** START Dataset records **

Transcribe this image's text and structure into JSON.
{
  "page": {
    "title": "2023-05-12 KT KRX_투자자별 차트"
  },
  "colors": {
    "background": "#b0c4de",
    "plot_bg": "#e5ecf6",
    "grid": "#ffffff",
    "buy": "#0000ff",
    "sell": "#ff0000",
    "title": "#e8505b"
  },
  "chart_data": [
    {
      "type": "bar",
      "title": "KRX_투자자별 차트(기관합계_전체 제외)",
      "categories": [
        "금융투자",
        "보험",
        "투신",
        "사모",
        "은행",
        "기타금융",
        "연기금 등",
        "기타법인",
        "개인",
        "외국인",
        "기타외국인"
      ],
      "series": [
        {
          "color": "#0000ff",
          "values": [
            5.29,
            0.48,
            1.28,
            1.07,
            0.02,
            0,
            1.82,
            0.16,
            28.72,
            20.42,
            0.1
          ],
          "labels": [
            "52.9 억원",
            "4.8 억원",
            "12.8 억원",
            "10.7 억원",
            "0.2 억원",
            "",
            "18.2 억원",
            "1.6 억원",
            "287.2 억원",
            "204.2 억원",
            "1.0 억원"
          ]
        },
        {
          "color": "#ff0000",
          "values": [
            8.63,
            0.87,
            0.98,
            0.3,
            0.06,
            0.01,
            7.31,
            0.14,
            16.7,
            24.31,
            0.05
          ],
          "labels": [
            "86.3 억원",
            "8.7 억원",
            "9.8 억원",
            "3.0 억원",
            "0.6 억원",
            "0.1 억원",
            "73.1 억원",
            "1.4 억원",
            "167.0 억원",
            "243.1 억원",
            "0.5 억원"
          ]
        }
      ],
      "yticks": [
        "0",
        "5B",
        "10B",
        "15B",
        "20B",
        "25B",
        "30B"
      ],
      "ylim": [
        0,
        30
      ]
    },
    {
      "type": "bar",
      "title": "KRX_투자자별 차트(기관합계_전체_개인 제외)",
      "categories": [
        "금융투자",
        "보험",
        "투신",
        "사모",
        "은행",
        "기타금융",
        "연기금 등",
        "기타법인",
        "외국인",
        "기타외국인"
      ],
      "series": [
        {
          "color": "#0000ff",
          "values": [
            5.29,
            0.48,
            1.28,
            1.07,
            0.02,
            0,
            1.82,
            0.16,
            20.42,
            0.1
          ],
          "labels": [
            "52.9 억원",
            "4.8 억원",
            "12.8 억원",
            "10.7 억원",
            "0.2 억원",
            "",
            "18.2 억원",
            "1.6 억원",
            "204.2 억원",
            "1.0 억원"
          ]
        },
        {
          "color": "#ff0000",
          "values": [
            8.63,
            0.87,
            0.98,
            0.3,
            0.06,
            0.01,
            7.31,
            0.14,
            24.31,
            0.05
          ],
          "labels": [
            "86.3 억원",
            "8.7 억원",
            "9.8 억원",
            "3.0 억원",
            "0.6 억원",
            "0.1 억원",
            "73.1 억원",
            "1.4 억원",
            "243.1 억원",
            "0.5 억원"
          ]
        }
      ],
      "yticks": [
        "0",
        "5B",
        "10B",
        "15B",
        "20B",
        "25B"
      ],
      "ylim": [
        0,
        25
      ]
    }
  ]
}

** END Dataset records **

* Exercise brief
Every entry in the listing must be retyped exactly.

* Written answer
Transcribe this image's text and structure into JSON.
{
  "page": {
    "title": "2023-05-12 KT KRX_투자자별 차트"
  },
  "colors": {
    "background": "#b0c4de",
    "plot_bg": "#e5ecf6",
    "grid": "#ffffff",
    "buy": "#0000ff",
    "sell": "#ff0000",
    "title": "#e8505b"
  },
  "chart_data": [
    {
      "type": "bar",
      "title": "KRX_투자자별 차트(기관합계_전체 제외)",
      "categories": [
        "금융투자",
        "보험",
        "투신",
        "사모",
        "은행",
        "기타금융",
        "연기금 등",
        "기타법인",
        "개인",
        "외국인",
        "기타외국인"
      ],
      "series": [
        {
          "color": "#0000ff",
          "values": [
            5.29,
            0.48,
            1.28,
            1.07,
            0.02,
            0,
            1.82,
            0.16,
            28.72,
            20.42,
            0.1
          ],
          "labels": [
            "52.9 억원",
            "4.8 억원",
            "12.8 억원",
            "10.7 억원",
            "0.2 억원",
            "",
            "18.2 억원",
            "1.6 억원",
            "287.2 억원",
            "204.2 억원",
            "1.0 억원"
          ]
        },
        {
          "color": "#ff0000",
          "values": [
            8.63,
            0.87,
            0.98,
            0.3,
            0.06,
            0.01,
            7.31,
            0.14,
            16.7,
            24.31,
            0.05
          ],
          "labels": [
            "86.3 억원",
            "8.7 억원",
            "9.8 억원",
            "3.0 억원",
            "0.6 억원",
            "0.1 억원",
            "73.1 억원",
            "1.4 억원",
            "167.0 억원",
            "243.1 억원",
            "0.5 억원"
          ]
        }
      ],
      "yticks": [
        "0",
        "5B",
        "10B",
        "15B",
        "20B",
        "25B",
        "30B"
      ],
      "ylim": [
        0,
        30
      ]
    },
    {
      "type": "bar",
      "title": "KRX_투자자별 차트(기관합계_전체_개인 제외)",
      "categories": [
        "금융투자",
        "보험",
        "투신",
        "사모",
        "은행",
        "기타금융",
        "연기금 등",
        "기타법인",
        "외국인",
        "기타외국인"
      ],
      "series": [
        {
          "color": "#0000ff",
          "values": [
            5.29,
            0.48,
            1.28,
            1.07,
            0.02,
            0,
            1.82,
            0.16,
            20.42,
            0.1
          ],
          "labels": [
            "52.9 억원",
            "4.8 억원",
            "12.8 억원",
            "10.7 억원",
            "0.2 억원",
            "",
            "18.2 억원",
            "1.6 억원",
            "204.2 억원",
            "1.0 억원"
          ]
        },
        {
          "color": "#ff0000",
          "values": [
            8.63,
            0.87,
            0.98,
            0.3,
            0.06,
            0.01,
            7.31,
            0.14,
            24.31,
            0.05
          ],
          "labels": [
            "86.3 억원",
            "8.7 억원",
            "9.8 억원",
            "3.0 억원",
            "0.6 억원",
            "0.1 억원",
            "73.1 억원",
            "1.4 억원",
            "243.1 억원",
            "0.5 억원"
          ]
        }
      ],
      "yticks": [
        "0",
        "5B",
        "10B",
        "15B",
        "20B",
        "25B"
      ],
      "ylim": [
        0,
        25
      ]
    }
  ]
}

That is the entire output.